### STATED TASK
Show all lines from the listing below that contain "هاله".

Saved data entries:

····················

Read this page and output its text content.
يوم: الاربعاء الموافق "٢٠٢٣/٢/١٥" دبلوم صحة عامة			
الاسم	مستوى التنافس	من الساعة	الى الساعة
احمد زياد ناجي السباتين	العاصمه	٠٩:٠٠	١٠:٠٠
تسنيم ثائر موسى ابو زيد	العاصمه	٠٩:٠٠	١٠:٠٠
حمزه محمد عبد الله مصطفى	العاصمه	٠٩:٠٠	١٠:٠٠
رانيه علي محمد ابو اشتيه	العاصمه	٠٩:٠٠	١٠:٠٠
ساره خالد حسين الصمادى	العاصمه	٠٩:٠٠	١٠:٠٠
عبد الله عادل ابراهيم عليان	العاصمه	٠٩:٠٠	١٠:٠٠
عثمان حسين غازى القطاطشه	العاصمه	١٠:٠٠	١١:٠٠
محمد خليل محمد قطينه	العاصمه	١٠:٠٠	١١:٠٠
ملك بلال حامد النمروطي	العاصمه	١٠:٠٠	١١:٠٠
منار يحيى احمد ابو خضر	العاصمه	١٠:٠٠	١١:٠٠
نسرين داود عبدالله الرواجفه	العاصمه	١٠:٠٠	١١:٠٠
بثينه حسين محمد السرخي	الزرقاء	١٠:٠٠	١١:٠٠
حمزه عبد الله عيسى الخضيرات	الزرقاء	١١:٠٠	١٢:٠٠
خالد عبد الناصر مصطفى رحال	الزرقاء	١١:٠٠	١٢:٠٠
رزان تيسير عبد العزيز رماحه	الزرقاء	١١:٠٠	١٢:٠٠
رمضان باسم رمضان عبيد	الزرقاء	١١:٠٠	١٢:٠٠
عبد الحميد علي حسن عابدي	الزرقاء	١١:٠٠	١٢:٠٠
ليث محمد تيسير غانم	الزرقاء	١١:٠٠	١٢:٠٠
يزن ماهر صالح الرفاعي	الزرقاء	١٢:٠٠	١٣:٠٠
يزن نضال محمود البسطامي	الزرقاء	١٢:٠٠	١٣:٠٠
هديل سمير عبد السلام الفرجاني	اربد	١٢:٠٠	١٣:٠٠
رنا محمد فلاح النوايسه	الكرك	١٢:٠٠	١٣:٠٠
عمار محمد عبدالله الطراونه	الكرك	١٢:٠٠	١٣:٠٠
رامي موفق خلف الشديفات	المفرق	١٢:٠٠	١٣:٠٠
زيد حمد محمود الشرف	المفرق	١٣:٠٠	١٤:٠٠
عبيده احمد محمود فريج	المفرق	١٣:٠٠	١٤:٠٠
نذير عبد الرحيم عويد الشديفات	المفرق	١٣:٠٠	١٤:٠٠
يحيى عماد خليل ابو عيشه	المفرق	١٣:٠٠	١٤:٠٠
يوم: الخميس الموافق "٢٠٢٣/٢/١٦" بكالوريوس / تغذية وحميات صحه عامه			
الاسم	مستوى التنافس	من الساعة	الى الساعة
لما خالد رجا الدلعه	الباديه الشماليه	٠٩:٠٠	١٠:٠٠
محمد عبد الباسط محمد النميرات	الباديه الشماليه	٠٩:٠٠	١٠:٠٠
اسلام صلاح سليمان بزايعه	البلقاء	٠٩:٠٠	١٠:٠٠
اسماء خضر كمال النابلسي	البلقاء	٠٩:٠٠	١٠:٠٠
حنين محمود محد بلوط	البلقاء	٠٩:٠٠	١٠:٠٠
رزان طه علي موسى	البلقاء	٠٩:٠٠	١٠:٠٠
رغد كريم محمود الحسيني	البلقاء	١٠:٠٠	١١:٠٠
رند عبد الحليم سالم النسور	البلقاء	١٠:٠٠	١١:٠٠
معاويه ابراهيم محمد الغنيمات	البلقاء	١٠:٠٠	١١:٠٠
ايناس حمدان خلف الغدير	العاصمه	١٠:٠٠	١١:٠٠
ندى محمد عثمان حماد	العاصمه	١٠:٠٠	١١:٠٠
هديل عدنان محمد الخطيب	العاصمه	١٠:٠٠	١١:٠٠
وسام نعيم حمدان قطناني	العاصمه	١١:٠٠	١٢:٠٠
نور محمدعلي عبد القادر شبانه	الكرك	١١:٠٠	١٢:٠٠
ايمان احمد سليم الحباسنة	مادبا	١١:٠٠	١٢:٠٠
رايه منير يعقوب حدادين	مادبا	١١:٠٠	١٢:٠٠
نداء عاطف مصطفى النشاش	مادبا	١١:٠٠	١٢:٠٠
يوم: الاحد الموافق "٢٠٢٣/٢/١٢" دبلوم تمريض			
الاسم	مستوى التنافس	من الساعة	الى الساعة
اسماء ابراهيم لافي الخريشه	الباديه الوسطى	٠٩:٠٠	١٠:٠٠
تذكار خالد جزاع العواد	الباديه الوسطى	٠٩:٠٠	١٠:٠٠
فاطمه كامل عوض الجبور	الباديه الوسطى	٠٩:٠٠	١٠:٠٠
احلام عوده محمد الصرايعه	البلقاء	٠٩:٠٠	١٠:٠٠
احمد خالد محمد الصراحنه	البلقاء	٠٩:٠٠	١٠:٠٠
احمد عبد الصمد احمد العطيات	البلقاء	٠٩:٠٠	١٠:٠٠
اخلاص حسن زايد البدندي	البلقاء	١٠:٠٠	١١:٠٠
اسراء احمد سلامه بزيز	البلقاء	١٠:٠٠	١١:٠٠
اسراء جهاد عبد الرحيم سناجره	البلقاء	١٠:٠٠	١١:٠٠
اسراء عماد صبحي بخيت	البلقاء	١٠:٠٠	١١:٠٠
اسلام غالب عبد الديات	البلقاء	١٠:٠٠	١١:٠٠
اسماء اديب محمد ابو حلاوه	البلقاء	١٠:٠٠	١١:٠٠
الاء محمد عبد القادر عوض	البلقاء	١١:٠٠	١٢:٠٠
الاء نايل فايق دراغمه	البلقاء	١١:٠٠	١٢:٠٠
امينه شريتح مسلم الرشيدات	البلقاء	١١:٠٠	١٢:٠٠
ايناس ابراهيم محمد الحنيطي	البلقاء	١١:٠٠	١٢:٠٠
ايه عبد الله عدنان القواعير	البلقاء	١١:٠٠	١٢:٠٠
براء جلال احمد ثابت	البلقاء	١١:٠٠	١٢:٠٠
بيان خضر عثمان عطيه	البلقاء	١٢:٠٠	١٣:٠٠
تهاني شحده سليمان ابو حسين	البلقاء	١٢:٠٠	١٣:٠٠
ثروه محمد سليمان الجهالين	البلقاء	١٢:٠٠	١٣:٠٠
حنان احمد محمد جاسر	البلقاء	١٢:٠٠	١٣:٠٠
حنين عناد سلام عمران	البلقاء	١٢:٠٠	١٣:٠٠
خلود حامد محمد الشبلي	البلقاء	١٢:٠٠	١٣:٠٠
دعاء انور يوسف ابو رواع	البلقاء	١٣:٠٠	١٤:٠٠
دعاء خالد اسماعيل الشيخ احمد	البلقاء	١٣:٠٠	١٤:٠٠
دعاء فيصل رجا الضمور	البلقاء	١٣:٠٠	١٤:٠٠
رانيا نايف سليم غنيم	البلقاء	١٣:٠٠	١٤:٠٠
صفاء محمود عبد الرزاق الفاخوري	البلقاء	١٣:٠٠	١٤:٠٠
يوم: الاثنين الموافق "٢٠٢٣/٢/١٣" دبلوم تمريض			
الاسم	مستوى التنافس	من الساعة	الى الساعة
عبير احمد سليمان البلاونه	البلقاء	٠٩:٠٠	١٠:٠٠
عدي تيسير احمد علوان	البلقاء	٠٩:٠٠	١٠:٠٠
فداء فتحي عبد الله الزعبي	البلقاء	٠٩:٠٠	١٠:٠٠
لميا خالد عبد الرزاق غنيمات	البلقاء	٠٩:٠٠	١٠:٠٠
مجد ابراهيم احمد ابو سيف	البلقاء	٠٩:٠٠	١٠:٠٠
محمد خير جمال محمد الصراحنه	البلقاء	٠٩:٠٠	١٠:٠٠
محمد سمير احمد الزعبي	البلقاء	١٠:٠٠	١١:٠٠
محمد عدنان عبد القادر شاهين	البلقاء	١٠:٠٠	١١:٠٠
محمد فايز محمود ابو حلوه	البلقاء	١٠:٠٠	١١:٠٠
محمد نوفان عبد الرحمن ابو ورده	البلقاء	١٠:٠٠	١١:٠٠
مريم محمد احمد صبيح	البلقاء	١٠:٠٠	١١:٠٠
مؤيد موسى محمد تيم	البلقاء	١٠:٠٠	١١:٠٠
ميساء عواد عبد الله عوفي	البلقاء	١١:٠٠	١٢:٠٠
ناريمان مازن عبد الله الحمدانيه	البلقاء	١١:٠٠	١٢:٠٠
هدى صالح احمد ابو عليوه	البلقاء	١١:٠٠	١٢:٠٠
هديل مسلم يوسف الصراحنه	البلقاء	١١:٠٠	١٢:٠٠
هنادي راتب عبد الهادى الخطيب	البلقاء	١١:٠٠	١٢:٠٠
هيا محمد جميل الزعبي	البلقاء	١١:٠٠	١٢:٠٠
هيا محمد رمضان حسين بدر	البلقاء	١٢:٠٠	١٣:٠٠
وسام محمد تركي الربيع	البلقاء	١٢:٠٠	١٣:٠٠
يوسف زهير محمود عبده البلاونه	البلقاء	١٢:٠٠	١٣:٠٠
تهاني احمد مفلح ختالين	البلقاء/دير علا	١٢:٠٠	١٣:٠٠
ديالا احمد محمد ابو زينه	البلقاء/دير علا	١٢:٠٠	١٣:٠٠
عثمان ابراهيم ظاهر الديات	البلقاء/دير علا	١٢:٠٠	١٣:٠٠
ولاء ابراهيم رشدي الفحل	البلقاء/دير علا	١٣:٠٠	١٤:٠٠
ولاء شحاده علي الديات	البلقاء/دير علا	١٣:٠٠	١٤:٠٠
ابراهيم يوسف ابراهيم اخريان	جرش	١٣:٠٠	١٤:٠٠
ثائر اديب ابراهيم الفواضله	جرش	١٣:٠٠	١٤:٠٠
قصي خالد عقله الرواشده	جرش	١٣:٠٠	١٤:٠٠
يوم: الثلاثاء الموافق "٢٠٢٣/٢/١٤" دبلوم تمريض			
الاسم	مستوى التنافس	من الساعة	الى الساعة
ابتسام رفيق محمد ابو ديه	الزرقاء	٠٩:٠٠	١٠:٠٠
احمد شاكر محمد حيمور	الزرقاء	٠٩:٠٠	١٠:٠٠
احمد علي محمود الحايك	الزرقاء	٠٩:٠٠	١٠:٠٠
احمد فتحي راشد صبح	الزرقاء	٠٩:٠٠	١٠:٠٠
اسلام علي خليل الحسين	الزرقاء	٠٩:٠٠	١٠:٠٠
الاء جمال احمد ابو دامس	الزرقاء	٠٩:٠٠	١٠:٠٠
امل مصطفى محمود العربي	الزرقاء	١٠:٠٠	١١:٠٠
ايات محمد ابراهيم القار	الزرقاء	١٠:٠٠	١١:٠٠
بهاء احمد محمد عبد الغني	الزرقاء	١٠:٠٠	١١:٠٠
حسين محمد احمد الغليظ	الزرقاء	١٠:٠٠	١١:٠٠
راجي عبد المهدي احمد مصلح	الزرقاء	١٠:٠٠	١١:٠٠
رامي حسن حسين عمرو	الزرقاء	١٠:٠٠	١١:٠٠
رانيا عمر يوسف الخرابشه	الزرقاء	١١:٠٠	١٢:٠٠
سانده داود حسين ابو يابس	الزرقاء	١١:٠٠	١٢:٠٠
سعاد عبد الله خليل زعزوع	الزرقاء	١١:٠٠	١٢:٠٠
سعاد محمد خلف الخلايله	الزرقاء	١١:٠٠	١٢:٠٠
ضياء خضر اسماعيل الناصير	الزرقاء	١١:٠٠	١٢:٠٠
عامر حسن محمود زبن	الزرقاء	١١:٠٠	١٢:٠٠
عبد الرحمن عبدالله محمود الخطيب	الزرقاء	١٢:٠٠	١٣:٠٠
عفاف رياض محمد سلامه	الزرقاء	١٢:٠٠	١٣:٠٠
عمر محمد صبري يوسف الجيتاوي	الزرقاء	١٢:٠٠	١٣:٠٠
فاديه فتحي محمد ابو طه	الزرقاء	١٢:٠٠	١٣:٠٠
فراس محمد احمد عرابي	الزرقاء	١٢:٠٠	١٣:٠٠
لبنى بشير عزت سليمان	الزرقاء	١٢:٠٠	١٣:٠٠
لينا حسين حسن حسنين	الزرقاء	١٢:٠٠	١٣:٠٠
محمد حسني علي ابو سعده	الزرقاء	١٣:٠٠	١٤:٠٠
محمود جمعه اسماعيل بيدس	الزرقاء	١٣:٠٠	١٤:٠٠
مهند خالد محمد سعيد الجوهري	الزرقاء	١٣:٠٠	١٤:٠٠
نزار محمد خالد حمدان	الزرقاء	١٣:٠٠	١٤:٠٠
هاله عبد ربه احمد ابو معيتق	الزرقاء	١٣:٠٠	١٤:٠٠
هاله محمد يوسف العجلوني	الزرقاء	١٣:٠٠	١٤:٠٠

····················

### RESPONSE TO THE EXERCISE
هاله عبد ربه احمد ابو معيتق	الزرقاء	١٣:٠٠	١٤:٠٠
هاله محمد يوسف العجلوني	الزرقاء	١٣:٠٠	١٤:٠٠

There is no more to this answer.